[Extracts from a graphics dataset]
□ □ □ □
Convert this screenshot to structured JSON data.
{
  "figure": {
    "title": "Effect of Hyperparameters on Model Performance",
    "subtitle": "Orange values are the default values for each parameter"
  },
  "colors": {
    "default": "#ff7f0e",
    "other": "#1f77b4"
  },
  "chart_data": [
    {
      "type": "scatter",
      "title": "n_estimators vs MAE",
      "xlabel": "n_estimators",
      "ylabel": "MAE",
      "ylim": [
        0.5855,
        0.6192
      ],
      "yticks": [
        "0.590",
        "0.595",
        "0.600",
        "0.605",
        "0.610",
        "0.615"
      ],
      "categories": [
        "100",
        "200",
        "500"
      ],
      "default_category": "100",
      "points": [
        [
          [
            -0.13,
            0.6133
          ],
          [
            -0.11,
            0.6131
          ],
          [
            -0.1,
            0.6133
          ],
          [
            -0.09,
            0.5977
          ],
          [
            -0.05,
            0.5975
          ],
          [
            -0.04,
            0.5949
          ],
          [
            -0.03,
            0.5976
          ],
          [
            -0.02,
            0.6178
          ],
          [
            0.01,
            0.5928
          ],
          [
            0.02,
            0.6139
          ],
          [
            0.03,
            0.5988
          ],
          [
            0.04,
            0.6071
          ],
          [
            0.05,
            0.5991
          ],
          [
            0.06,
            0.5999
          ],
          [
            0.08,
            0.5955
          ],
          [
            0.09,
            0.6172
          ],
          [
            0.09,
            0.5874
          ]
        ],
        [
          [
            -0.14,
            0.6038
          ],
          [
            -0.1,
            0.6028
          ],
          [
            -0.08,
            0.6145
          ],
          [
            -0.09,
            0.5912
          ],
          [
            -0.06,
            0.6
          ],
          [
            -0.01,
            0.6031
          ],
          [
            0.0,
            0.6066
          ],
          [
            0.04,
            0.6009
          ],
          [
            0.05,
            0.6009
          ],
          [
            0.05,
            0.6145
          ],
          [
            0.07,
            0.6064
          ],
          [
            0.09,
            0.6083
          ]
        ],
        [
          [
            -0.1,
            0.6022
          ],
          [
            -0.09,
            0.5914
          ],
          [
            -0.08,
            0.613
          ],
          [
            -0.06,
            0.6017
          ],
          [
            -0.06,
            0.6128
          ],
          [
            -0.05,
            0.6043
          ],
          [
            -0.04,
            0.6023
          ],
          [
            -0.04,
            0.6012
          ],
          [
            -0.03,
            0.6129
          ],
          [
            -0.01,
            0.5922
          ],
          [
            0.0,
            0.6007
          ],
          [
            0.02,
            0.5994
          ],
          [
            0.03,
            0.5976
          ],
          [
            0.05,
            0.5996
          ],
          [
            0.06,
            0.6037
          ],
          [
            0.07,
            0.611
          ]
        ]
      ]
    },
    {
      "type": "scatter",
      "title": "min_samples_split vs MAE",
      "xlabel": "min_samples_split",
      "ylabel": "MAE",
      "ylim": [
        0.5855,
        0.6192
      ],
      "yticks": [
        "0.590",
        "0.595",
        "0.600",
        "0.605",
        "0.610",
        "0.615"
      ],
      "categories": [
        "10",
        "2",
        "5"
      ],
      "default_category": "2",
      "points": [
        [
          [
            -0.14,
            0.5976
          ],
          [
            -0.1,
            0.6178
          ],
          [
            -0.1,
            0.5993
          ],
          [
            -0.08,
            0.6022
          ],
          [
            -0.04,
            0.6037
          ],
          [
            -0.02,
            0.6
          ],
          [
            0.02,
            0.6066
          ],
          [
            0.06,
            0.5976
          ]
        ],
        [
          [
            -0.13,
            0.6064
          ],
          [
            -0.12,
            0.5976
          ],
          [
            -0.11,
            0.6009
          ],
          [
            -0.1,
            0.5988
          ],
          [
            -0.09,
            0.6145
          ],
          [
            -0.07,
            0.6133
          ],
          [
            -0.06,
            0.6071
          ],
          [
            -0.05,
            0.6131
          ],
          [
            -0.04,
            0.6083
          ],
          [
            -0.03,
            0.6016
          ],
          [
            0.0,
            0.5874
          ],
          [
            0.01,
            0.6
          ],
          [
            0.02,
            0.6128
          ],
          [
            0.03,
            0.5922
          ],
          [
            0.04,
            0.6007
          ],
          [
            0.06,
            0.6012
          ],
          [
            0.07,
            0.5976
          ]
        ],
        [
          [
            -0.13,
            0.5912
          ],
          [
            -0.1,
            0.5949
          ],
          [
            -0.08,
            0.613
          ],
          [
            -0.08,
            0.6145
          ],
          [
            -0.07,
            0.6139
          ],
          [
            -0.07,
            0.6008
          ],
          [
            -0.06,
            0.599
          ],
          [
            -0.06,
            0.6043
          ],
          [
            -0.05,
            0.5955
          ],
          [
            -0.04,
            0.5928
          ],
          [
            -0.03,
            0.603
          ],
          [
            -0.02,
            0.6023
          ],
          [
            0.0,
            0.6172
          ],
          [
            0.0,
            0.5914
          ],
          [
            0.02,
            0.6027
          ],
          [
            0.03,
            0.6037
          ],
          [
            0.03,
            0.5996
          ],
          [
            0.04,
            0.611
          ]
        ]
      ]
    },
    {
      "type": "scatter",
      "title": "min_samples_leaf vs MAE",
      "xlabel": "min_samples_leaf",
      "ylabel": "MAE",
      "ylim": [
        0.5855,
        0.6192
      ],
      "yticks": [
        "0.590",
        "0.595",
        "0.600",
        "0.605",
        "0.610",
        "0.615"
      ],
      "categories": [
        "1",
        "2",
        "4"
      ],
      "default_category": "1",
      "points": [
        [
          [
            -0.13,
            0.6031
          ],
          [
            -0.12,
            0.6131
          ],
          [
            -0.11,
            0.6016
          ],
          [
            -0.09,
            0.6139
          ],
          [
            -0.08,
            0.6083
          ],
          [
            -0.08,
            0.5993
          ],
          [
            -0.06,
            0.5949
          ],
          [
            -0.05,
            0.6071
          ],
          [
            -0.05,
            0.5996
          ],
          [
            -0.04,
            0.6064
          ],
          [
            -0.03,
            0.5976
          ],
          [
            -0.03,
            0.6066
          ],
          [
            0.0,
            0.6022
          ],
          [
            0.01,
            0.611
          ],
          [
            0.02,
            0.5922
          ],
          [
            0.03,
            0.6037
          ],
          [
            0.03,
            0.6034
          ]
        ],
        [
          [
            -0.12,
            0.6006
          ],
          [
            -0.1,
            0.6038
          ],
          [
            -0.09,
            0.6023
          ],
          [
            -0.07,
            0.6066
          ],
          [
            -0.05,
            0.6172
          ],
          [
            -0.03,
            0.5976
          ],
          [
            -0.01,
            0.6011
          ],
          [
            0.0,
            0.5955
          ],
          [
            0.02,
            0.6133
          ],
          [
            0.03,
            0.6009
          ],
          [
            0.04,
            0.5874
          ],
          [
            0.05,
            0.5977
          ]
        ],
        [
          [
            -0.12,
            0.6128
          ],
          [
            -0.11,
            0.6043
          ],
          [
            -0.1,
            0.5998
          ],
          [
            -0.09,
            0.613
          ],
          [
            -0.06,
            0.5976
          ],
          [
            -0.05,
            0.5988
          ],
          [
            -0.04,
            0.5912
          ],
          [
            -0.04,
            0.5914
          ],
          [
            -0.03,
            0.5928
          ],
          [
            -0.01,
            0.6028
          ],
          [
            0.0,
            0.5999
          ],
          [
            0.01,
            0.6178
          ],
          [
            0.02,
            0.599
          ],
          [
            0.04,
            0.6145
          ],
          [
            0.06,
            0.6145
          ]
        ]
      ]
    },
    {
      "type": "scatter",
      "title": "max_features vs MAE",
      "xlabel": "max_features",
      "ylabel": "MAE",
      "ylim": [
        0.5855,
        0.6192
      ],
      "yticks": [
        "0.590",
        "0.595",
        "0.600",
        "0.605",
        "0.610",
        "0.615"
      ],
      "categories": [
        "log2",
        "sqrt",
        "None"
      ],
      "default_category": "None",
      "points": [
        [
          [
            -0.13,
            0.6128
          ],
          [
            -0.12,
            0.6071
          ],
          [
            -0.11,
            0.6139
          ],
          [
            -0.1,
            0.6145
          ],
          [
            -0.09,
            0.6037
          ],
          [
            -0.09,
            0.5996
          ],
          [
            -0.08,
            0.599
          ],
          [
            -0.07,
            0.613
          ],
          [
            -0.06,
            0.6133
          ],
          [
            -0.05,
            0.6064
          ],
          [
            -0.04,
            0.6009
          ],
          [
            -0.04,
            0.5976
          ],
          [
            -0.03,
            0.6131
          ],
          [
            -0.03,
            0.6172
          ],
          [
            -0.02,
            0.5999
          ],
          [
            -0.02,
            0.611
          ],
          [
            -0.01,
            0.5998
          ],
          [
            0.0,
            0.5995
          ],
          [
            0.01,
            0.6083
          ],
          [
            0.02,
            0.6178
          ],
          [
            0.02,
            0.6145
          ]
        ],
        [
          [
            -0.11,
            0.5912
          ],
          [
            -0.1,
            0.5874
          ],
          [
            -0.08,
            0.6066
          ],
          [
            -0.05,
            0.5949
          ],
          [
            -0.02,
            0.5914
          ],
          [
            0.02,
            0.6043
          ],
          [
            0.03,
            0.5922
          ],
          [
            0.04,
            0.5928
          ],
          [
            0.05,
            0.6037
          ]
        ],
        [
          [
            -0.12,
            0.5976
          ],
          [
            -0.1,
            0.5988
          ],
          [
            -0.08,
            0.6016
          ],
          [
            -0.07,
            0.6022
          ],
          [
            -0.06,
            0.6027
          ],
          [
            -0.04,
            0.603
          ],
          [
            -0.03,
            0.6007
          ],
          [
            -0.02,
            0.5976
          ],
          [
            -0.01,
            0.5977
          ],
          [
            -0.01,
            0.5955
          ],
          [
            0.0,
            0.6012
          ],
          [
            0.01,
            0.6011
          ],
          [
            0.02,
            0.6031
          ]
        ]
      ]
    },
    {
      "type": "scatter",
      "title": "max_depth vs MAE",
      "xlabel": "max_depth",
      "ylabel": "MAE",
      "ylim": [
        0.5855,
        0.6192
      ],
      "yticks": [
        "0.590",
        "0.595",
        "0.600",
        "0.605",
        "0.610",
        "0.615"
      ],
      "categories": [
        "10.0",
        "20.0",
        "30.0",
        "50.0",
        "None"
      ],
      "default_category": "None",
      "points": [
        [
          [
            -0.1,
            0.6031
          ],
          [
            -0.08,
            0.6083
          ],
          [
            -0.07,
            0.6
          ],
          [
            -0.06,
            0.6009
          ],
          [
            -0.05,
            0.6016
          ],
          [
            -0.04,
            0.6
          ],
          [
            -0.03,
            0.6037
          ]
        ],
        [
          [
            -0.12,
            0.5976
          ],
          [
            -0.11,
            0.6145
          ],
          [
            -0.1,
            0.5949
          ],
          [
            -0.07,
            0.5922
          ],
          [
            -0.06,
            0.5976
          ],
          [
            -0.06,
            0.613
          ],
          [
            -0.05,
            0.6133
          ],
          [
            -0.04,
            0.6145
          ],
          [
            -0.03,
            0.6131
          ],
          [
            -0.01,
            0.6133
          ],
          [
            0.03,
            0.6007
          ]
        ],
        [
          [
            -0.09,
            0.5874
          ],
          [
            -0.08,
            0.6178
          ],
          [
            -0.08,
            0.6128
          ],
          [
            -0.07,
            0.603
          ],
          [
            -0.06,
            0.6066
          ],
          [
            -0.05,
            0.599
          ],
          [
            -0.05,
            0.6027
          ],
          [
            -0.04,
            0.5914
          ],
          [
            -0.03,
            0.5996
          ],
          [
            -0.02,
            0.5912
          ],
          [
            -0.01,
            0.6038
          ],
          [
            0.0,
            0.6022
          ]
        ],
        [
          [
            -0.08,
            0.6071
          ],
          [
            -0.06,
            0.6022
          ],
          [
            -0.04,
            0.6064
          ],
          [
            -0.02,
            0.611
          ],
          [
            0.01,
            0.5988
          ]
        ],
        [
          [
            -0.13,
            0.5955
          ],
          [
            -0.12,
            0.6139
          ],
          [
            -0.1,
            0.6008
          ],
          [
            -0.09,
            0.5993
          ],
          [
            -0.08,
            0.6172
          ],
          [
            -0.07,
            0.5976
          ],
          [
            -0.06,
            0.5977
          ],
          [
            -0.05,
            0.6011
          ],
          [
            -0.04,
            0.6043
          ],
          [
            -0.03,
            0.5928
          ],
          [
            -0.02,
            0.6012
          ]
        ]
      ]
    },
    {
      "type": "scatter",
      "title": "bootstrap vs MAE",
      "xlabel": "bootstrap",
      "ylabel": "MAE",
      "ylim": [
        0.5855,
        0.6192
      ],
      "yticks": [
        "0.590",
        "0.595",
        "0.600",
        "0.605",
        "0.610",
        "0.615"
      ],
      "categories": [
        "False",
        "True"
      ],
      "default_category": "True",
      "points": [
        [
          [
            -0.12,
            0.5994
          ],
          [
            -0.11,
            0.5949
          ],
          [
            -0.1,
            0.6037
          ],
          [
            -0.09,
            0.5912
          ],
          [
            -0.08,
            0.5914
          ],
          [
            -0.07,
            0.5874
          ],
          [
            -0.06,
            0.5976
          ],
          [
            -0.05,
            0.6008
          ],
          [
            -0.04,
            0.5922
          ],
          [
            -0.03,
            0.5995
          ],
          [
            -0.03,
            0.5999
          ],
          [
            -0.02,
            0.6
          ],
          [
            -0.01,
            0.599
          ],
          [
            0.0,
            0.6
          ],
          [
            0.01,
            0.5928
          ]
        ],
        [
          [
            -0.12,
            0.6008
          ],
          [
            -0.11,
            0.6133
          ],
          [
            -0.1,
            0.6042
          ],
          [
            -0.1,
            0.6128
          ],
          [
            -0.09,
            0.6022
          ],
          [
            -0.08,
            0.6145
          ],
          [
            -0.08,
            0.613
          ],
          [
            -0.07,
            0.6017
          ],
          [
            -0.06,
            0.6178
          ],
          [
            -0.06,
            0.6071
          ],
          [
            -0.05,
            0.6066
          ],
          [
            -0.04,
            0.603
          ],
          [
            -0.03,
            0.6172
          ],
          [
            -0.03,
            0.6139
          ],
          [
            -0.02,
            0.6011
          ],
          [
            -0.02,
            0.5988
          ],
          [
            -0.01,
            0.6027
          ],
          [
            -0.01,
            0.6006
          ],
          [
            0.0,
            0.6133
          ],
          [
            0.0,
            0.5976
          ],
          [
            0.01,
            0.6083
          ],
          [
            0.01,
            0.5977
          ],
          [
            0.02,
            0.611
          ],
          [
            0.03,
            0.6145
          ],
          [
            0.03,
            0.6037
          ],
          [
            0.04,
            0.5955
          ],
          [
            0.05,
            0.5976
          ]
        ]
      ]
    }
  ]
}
□ □ □ □
GOAL: Using the records above, pull out each line where the word "xlabel" occurs.

RESPONSE TO THIS EXERCISE:
      "xlabel": "n_estimators",
      "xlabel": "min_samples_split",
      "xlabel": "min_samples_leaf",
      "xlabel": "max_features",
      "xlabel": "max_depth",
      "xlabel": "bootstrap",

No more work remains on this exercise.